TASK: Every entry needs to be printed exactly, please.

-- BEGIN GIVEN ENTRIES --

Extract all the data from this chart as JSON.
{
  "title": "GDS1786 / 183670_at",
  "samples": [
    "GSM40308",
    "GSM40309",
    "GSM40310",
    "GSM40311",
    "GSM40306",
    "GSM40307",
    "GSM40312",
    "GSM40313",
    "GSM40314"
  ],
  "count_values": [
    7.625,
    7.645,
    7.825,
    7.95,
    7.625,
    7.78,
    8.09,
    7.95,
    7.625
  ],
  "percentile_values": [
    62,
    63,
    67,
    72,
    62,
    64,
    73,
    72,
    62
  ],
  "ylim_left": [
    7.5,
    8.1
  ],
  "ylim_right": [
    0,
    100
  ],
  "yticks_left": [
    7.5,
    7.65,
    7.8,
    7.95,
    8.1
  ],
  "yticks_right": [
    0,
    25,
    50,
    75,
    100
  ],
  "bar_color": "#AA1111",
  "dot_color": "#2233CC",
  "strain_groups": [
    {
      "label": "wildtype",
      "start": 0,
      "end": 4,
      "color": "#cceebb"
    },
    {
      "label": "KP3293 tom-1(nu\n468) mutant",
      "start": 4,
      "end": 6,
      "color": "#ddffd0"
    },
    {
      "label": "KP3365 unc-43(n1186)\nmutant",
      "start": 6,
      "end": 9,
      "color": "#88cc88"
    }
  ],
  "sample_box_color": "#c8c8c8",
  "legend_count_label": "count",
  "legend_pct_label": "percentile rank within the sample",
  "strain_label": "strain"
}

-- END GIVEN ENTRIES --

SOLVED PROBLEM:
Extract all the data from this chart as JSON.
{
  "title": "GDS1786 / 183670_at",
  "samples": [
    "GSM40308",
    "GSM40309",
    "GSM40310",
    "GSM40311",
    "GSM40306",
    "GSM40307",
    "GSM40312",
    "GSM40313",
    "GSM40314"
  ],
  "count_values": [
    7.625,
    7.645,
    7.825,
    7.95,
    7.625,
    7.78,
    8.09,
    7.95,
    7.625
  ],
  "percentile_values": [
    62,
    63,
    67,
    72,
    62,
    64,
    73,
    72,
    62
  ],
  "ylim_left": [
    7.5,
    8.1
  ],
  "ylim_right": [
    0,
    100
  ],
  "yticks_left": [
    7.5,
    7.65,
    7.8,
    7.95,
    8.1
  ],
  "yticks_right": [
    0,
    25,
    50,
    75,
    100
  ],
  "bar_color": "#AA1111",
  "dot_color": "#2233CC",
  "strain_groups": [
    {
      "label": "wildtype",
      "start": 0,
      "end": 4,
      "color": "#cceebb"
    },
    {
      "label": "KP3293 tom-1(nu\n468) mutant",
      "start": 4,
      "end": 6,
      "color": "#ddffd0"
    },
    {
      "label": "KP3365 unc-43(n1186)\nmutant",
      "start": 6,
      "end": 9,
      "color": "#88cc88"
    }
  ],
  "sample_box_color": "#c8c8c8",
  "legend_count_label": "count",
  "legend_pct_label": "percentile rank within the sample",
  "strain_label": "strain"
}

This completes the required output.